_The task_
Render every line of the records below as a Markdown table with two columns, Index and Content. Number each line in Index and omit blank lines.

_Dataset content_
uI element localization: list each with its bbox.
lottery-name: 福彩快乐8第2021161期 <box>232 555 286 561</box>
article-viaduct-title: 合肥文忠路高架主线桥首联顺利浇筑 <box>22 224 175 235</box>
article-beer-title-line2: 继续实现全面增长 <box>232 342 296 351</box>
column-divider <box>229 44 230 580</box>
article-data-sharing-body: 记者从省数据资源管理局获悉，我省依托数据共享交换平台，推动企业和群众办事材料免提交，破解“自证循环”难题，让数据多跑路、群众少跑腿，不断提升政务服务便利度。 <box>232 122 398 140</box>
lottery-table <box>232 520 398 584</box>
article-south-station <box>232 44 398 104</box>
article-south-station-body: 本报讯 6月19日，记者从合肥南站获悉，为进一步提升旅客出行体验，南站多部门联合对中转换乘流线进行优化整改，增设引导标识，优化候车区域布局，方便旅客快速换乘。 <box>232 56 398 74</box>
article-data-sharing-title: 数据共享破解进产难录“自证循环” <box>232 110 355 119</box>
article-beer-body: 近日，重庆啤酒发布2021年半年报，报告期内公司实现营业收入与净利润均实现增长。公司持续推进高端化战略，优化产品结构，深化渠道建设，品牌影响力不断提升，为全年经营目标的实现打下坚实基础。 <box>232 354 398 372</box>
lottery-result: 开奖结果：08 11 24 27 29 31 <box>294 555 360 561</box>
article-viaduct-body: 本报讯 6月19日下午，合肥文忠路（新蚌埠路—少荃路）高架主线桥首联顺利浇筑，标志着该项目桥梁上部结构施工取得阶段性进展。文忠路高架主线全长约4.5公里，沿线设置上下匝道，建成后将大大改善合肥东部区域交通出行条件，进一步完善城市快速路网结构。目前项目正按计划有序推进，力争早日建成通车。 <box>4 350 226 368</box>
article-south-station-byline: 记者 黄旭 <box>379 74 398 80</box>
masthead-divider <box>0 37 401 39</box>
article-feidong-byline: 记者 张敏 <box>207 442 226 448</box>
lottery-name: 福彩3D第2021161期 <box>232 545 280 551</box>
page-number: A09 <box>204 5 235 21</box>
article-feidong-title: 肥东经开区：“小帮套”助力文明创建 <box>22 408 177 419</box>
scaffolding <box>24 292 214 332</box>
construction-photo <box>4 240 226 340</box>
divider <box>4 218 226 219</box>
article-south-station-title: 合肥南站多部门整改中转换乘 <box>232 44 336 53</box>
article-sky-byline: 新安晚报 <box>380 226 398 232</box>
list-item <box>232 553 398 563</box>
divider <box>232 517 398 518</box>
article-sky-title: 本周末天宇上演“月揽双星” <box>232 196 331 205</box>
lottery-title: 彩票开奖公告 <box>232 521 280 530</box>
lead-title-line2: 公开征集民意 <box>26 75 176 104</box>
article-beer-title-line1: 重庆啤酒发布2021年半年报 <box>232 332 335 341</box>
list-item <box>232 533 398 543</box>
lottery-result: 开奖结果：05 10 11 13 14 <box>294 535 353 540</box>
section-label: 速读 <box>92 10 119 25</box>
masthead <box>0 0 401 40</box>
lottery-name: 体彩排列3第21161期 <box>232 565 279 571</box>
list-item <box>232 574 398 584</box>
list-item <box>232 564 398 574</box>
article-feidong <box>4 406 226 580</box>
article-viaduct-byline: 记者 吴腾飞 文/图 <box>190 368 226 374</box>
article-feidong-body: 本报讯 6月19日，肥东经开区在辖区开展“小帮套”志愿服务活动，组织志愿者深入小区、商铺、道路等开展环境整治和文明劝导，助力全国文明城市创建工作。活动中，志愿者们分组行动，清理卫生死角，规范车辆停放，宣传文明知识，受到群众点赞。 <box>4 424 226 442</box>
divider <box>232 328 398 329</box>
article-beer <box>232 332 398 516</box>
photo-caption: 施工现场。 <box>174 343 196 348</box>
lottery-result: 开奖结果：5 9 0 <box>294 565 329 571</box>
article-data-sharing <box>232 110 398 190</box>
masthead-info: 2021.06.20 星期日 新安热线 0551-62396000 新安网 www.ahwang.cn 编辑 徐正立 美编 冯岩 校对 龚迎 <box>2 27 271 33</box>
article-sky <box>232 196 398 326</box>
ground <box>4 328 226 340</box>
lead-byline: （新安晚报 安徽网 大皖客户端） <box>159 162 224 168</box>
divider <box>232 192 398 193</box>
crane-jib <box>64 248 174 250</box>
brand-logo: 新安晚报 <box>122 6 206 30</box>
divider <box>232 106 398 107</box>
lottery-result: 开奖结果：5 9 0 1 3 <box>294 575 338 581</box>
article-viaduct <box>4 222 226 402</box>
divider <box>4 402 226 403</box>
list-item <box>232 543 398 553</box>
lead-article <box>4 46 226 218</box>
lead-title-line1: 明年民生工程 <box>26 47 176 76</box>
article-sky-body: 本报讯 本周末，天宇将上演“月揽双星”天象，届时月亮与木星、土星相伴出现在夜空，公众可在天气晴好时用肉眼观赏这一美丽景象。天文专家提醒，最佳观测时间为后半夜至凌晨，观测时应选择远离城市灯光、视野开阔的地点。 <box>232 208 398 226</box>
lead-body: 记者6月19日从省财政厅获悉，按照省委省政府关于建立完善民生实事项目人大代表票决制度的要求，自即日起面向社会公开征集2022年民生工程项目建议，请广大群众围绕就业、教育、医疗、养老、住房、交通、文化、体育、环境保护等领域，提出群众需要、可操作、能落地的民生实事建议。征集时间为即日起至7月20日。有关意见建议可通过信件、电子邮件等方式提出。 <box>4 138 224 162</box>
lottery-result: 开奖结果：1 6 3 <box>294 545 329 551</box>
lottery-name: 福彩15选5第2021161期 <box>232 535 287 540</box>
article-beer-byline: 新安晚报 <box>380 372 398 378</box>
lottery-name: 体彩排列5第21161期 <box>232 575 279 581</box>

_Task solution_
| Index | Content |
|---|---|
| 1 | uI element localization: list each with its bbox. |
| 2 | lottery-name: 福彩快乐8第2021161期 <box>232 555 286 561</box> |
| 3 | article-viaduct-title: 合肥文忠路高架主线桥首联顺利浇筑 <box>22 224 175 235</box> |
| 4 | article-beer-title-line2: 继续实现全面增长 <box>232 342 296 351</box> |
| 5 | column-divider <box>229 44 230 580</box> |
| 6 | article-data-sharing-body: 记者从省数据资源管理局获悉，我省依托数据共享交换平台，推动企业和群众办事材料免提交，破解“自证循环”难题，让数据多跑路、群众少跑腿，不断提升政务服务便利度。 <box>232 122 398 140</box> |
| 7 | lottery-table <box>232 520 398 584</box> |
| 8 | article-south-station <box>232 44 398 104</box> |
| 9 | article-south-station-body: 本报讯 6月19日，记者从合肥南站获悉，为进一步提升旅客出行体验，南站多部门联合对中转换乘流线进行优化整改，增设引导标识，优化候车区域布局，方便旅客快速换乘。 <box>232 56 398 74</box> |
| 10 | article-data-sharing-title: 数据共享破解进产难录“自证循环” <box>232 110 355 119</box> |
| 11 | article-beer-body: 近日，重庆啤酒发布2021年半年报，报告期内公司实现营业收入与净利润均实现增长。公司持续推进高端化战略，优化产品结构，深化渠道建设，品牌影响力不断提升，为全年经营目标的实现打下坚实基础。 <box>232 354 398 372</box> |
| 12 | lottery-result: 开奖结果：08 11 24 27 29 31 <box>294 555 360 561</box> |
| 13 | article-viaduct-body: 本报讯 6月19日下午，合肥文忠路（新蚌埠路—少荃路）高架主线桥首联顺利浇筑，标志着该项目桥梁上部结构施工取得阶段性进展。文忠路高架主线全长约4.5公里，沿线设置上下匝道，建成后将大大改善合肥东部区域交通出行条件，进一步完善城市快速路网结构。目前项目正按计划有序推进，力争早日建成通车。 <box>4 350 226 368</box> |
| 14 | article-south-station-byline: 记者 黄旭 <box>379 74 398 80</box> |
| 15 | masthead-divider <box>0 37 401 39</box> |
| 16 | article-feidong-byline: 记者 张敏 <box>207 442 226 448</box> |
| 17 | lottery-name: 福彩3D第2021161期 <box>232 545 280 551</box> |
| 18 | page-number: A09 <box>204 5 235 21</box> |
| 19 | article-feidong-title: 肥东经开区：“小帮套”助力文明创建 <box>22 408 177 419</box> |
| 20 | scaffolding <box>24 292 214 332</box> |
| 21 | construction-photo <box>4 240 226 340</box> |
| 22 | divider <box>4 218 226 219</box> |
| 23 | article-south-station-title: 合肥南站多部门整改中转换乘 <box>232 44 336 53</box> |
| 24 | article-sky-byline: 新安晚报 <box>380 226 398 232</box> |
| 25 | list-item <box>232 553 398 563</box> |
| 26 | divider <box>232 517 398 518</box> |
| 27 | article-sky-title: 本周末天宇上演“月揽双星” <box>232 196 331 205</box> |
| 28 | lottery-title: 彩票开奖公告 <box>232 521 280 530</box> |
| 29 | lead-title-line2: 公开征集民意 <box>26 75 176 104</box> |
| 30 | article-beer-title-line1: 重庆啤酒发布2021年半年报 <box>232 332 335 341</box> |
| 31 | list-item <box>232 533 398 543</box> |
| 32 | lottery-result: 开奖结果：05 10 11 13 14 <box>294 535 353 540</box> |
| 33 | section-label: 速读 <box>92 10 119 25</box> |
| 34 | masthead <box>0 0 401 40</box> |
| 35 | lottery-name: 体彩排列3第21161期 <box>232 565 279 571</box> |
| 36 | list-item <box>232 574 398 584</box> |
| 37 | list-item <box>232 564 398 574</box> |
| 38 | article-feidong <box>4 406 226 580</box> |
| 39 | article-viaduct-byline: 记者 吴腾飞 文/图 <box>190 368 226 374</box> |
| 40 | article-feidong-body: 本报讯 6月19日，肥东经开区在辖区开展“小帮套”志愿服务活动，组织志愿者深入小区、商铺、道路等开展环境整治和文明劝导，助力全国文明城市创建工作。活动中，志愿者们分组行动，清理卫生死角，规范车辆停放，宣传文明知识，受到群众点赞。 <box>4 424 226 442</box> |
| 41 | divider <box>232 328 398 329</box> |
| 42 | article-beer <box>232 332 398 516</box> |
| 43 | photo-caption: 施工现场。 <box>174 343 196 348</box> |
| 44 | lottery-result: 开奖结果：5 9 0 <box>294 565 329 571</box> |
| 45 | article-data-sharing <box>232 110 398 190</box> |
| 46 | masthead-info: 2021.06.20 星期日 新安热线 0551-62396000 新安网 www.ahwang.cn 编辑 徐正立 美编 冯岩 校对 龚迎 <box>2 27 271 33</box> |
| 47 | article-sky <box>232 196 398 326</box> |
| 48 | ground <box>4 328 226 340</box> |
| 49 | lead-byline: （新安晚报 安徽网 大皖客户端） <box>159 162 224 168</box> |
| 50 | divider <box>232 192 398 193</box> |
| 51 | crane-jib <box>64 248 174 250</box> |
| 52 | brand-logo: 新安晚报 <box>122 6 206 30</box> |
| 53 | divider <box>232 106 398 107</box> |
| 54 | lottery-result: 开奖结果：5 9 0 1 3 <box>294 575 338 581</box> |
| 55 | article-viaduct <box>4 222 226 402</box> |
| 56 | divider <box>4 402 226 403</box> |
| 57 | list-item <box>232 543 398 553</box> |
| 58 | lead-article <box>4 46 226 218</box> |
| 59 | lead-title-line1: 明年民生工程 <box>26 47 176 76</box> |
| 60 | article-sky-body: 本报讯 本周末，天宇将上演“月揽双星”天象，届时月亮与木星、土星相伴出现在夜空，公众可在天气晴好时用肉眼观赏这一美丽景象。天文专家提醒，最佳观测时间为后半夜至凌晨，观测时应选择远离城市灯光、视野开阔的地点。 <box>232 208 398 226</box> |
| 61 | lead-body: 记者6月19日从省财政厅获悉，按照省委省政府关于建立完善民生实事项目人大代表票决制度的要求，自即日起面向社会公开征集2022年民生工程项目建议，请广大群众围绕就业、教育、医疗、养老、住房、交通、文化、体育、环境保护等领域，提出群众需要、可操作、能落地的民生实事建议。征集时间为即日起至7月20日。有关意见建议可通过信件、电子邮件等方式提出。 <box>4 138 224 162</box> |
| 62 | lottery-result: 开奖结果：1 6 3 <box>294 545 329 551</box> |
| 63 | lottery-name: 福彩15选5第2021161期 <box>232 535 287 540</box> |
| 64 | article-beer-byline: 新安晚报 <box>380 372 398 378</box> |
| 65 | lottery-name: 体彩排列5第21161期 <box>232 575 279 581</box> |